> **Your task**
Copy the full set of lines exactly as given.

[Stored items from a collection]
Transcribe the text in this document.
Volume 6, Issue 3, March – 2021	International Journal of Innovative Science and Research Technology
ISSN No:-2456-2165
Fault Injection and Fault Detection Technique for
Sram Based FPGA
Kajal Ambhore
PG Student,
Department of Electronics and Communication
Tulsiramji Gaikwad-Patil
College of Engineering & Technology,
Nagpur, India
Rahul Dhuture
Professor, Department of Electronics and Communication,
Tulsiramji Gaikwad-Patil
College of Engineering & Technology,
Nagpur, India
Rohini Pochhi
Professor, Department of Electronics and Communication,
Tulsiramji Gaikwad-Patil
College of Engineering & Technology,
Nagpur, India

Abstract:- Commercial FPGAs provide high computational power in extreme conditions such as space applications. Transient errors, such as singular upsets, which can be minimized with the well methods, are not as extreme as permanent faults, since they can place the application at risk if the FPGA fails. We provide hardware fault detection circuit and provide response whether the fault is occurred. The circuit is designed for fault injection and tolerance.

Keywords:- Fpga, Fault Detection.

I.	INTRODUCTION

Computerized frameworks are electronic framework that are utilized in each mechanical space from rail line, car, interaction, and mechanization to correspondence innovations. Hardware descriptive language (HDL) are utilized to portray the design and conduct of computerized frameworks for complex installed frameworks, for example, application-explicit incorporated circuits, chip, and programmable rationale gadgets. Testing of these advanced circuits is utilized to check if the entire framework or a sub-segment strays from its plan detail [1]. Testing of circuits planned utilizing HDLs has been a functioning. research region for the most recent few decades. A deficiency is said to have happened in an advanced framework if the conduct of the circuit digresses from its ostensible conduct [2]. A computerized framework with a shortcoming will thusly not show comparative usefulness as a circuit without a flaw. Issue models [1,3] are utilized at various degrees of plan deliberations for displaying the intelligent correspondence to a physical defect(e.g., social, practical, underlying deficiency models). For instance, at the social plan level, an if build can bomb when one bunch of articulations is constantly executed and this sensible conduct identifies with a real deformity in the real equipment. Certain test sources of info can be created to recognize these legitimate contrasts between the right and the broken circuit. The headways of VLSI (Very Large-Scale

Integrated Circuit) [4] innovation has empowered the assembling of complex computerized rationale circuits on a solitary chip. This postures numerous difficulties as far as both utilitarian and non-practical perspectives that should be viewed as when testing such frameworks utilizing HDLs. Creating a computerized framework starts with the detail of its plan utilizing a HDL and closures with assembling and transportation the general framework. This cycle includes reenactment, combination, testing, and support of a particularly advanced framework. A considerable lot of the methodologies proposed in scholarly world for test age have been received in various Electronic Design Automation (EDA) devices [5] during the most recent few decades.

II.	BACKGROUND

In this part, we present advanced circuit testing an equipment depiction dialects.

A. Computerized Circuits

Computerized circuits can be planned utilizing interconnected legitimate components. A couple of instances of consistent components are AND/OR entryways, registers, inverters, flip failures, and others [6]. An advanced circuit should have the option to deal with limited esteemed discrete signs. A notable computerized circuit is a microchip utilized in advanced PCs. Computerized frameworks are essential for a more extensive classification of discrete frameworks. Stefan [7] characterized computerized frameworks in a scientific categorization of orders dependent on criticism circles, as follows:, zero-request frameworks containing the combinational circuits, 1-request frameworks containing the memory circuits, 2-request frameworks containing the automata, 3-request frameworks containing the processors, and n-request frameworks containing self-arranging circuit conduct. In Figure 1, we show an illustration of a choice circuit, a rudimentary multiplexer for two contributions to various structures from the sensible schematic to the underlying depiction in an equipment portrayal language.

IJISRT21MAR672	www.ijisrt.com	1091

> **Exercise output**
Transcribe the text in this document.
Volume 6, Issue 3, March – 2021	International Journal of Innovative Science and Research Technology
ISSN No:-2456-2165
Fault Injection and Fault Detection Technique for
Sram Based FPGA
Kajal Ambhore
PG Student,
Department of Electronics and Communication
Tulsiramji Gaikwad-Patil
College of Engineering & Technology,
Nagpur, India
Rahul Dhuture
Professor, Department of Electronics and Communication,
Tulsiramji Gaikwad-Patil
College of Engineering & Technology,
Nagpur, India
Rohini Pochhi
Professor, Department of Electronics and Communication,
Tulsiramji Gaikwad-Patil
College of Engineering & Technology,
Nagpur, India

Abstract:- Commercial FPGAs provide high computational power in extreme conditions such as space applications. Transient errors, such as singular upsets, which can be minimized with the well methods, are not as extreme as permanent faults, since they can place the application at risk if the FPGA fails. We provide hardware fault detection circuit and provide response whether the fault is occurred. The circuit is designed for fault injection and tolerance.

Keywords:- Fpga, Fault Detection.

I.	INTRODUCTION

Computerized frameworks are electronic framework that are utilized in each mechanical space from rail line, car, interaction, and mechanization to correspondence innovations. Hardware descriptive language (HDL) are utilized to portray the design and conduct of computerized frameworks for complex installed frameworks, for example, application-explicit incorporated circuits, chip, and programmable rationale gadgets. Testing of these advanced circuits is utilized to check if the entire framework or a sub-segment strays from its plan detail [1]. Testing of circuits planned utilizing HDLs has been a functioning. research region for the most recent few decades. A deficiency is said to have happened in an advanced framework if the conduct of the circuit digresses from its ostensible conduct [2]. A computerized framework with a shortcoming will thusly not show comparative usefulness as a circuit without a flaw. Issue models [1,3] are utilized at various degrees of plan deliberations for displaying the intelligent correspondence to a physical defect(e.g., social, practical, underlying deficiency models). For instance, at the social plan level, an if build can bomb when one bunch of articulations is constantly executed and this sensible conduct identifies with a real deformity in the real equipment. Certain test sources of info can be created to recognize these legitimate contrasts between the right and the broken circuit. The headways of VLSI (Very Large-Scale

Integrated Circuit) [4] innovation has empowered the assembling of complex computerized rationale circuits on a solitary chip. This postures numerous difficulties as far as both utilitarian and non-practical perspectives that should be viewed as when testing such frameworks utilizing HDLs. Creating a computerized framework starts with the detail of its plan utilizing a HDL and closures with assembling and transportation the general framework. This cycle includes reenactment, combination, testing, and support of a particularly advanced framework. A considerable lot of the methodologies proposed in scholarly world for test age have been received in various Electronic Design Automation (EDA) devices [5] during the most recent few decades.

II.	BACKGROUND

In this part, we present advanced circuit testing an equipment depiction dialects.

A. Computerized Circuits

Computerized circuits can be planned utilizing interconnected legitimate components. A couple of instances of consistent components are AND/OR entryways, registers, inverters, flip failures, and others [6]. An advanced circuit should have the option to deal with limited esteemed discrete signs. A notable computerized circuit is a microchip utilized in advanced PCs. Computerized frameworks are essential for a more extensive classification of discrete frameworks. Stefan [7] characterized computerized frameworks in a scientific categorization of orders dependent on criticism circles, as follows:, zero-request frameworks containing the combinational circuits, 1-request frameworks containing the memory circuits, 2-request frameworks containing the automata, 3-request frameworks containing the processors, and n-request frameworks containing self-arranging circuit conduct. In Figure 1, we show an illustration of a choice circuit, a rudimentary multiplexer for two contributions to various structures from the sensible schematic to the underlying depiction in an equipment portrayal language.

IJISRT21MAR672	www.ijisrt.com	1091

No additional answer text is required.